» **WORK TO DO**
Every entry needs to be printed exactly, please.

Records excerpted from a collection:
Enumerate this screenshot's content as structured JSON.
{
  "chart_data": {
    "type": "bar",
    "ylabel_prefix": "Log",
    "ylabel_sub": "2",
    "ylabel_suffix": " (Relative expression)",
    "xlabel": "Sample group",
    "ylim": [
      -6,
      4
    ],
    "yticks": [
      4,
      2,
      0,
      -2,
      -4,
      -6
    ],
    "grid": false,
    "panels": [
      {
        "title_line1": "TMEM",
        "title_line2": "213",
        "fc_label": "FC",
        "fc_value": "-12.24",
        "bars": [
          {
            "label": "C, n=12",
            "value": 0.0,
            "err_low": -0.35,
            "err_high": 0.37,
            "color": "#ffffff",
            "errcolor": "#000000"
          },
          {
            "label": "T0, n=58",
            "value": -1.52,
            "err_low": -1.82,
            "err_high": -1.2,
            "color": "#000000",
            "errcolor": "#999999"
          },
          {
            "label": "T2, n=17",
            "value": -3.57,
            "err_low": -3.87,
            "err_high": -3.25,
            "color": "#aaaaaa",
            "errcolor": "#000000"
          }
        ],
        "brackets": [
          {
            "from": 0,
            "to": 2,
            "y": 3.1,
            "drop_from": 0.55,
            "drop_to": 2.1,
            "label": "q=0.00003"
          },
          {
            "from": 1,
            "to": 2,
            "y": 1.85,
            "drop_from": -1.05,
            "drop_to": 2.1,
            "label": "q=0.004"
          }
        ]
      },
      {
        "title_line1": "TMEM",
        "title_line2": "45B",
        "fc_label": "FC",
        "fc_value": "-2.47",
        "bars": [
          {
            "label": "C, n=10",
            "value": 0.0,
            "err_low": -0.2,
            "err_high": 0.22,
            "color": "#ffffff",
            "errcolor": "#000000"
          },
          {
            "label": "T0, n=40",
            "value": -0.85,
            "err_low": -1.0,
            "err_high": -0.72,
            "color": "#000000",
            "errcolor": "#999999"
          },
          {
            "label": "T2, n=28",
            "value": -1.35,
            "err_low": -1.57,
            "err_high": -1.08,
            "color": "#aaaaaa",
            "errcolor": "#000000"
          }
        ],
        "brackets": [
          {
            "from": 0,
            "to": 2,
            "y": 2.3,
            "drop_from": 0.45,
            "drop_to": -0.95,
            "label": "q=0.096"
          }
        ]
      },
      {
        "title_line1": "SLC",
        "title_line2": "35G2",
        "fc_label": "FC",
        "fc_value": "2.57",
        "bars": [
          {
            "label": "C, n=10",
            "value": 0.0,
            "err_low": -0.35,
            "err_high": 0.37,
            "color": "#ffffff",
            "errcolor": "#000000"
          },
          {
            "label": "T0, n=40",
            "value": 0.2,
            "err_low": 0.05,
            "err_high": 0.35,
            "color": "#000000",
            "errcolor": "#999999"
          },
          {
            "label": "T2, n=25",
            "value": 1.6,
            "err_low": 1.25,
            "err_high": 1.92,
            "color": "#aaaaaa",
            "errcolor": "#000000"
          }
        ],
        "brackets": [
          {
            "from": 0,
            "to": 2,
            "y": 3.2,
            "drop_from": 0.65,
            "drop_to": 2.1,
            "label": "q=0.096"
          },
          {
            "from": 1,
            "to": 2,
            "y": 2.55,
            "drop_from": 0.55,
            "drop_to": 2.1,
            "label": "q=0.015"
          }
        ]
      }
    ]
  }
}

» **RESULT OF THIS TASK**
Enumerate this screenshot's content as structured JSON.
{
  "chart_data": {
    "type": "bar",
    "ylabel_prefix": "Log",
    "ylabel_sub": "2",
    "ylabel_suffix": " (Relative expression)",
    "xlabel": "Sample group",
    "ylim": [
      -6,
      4
    ],
    "yticks": [
      4,
      2,
      0,
      -2,
      -4,
      -6
    ],
    "grid": false,
    "panels": [
      {
        "title_line1": "TMEM",
        "title_line2": "213",
        "fc_label": "FC",
        "fc_value": "-12.24",
        "bars": [
          {
            "label": "C, n=12",
            "value": 0.0,
            "err_low": -0.35,
            "err_high": 0.37,
            "color": "#ffffff",
            "errcolor": "#000000"
          },
          {
            "label": "T0, n=58",
            "value": -1.52,
            "err_low": -1.82,
            "err_high": -1.2,
            "color": "#000000",
            "errcolor": "#999999"
          },
          {
            "label": "T2, n=17",
            "value": -3.57,
            "err_low": -3.87,
            "err_high": -3.25,
            "color": "#aaaaaa",
            "errcolor": "#000000"
          }
        ],
        "brackets": [
          {
            "from": 0,
            "to": 2,
            "y": 3.1,
            "drop_from": 0.55,
            "drop_to": 2.1,
            "label": "q=0.00003"
          },
          {
            "from": 1,
            "to": 2,
            "y": 1.85,
            "drop_from": -1.05,
            "drop_to": 2.1,
            "label": "q=0.004"
          }
        ]
      },
      {
        "title_line1": "TMEM",
        "title_line2": "45B",
        "fc_label": "FC",
        "fc_value": "-2.47",
        "bars": [
          {
            "label": "C, n=10",
            "value": 0.0,
            "err_low": -0.2,
            "err_high": 0.22,
            "color": "#ffffff",
            "errcolor": "#000000"
          },
          {
            "label": "T0, n=40",
            "value": -0.85,
            "err_low": -1.0,
            "err_high": -0.72,
            "color": "#000000",
            "errcolor": "#999999"
          },
          {
            "label": "T2, n=28",
            "value": -1.35,
            "err_low": -1.57,
            "err_high": -1.08,
            "color": "#aaaaaa",
            "errcolor": "#000000"
          }
        ],
        "brackets": [
          {
            "from": 0,
            "to": 2,
            "y": 2.3,
            "drop_from": 0.45,
            "drop_to": -0.95,
            "label": "q=0.096"
          }
        ]
      },
      {
        "title_line1": "SLC",
        "title_line2": "35G2",
        "fc_label": "FC",
        "fc_value": "2.57",
        "bars": [
          {
            "label": "C, n=10",
            "value": 0.0,
            "err_low": -0.35,
            "err_high": 0.37,
            "color": "#ffffff",
            "errcolor": "#000000"
          },
          {
            "label": "T0, n=40",
            "value": 0.2,
            "err_low": 0.05,
            "err_high": 0.35,
            "color": "#000000",
            "errcolor": "#999999"
          },
          {
            "label": "T2, n=25",
            "value": 1.6,
            "err_low": 1.25,
            "err_high": 1.92,
            "color": "#aaaaaa",
            "errcolor": "#000000"
          }
        ],
        "brackets": [
          {
            "from": 0,
            "to": 2,
            "y": 3.2,
            "drop_from": 0.65,
            "drop_to": 2.1,
            "label": "q=0.096"
          },
          {
            "from": 1,
            "to": 2,
            "y": 2.55,
            "drop_from": 0.55,
            "drop_to": 2.1,
            "label": "q=0.015"
          }
        ]
      }
    ]
  }
}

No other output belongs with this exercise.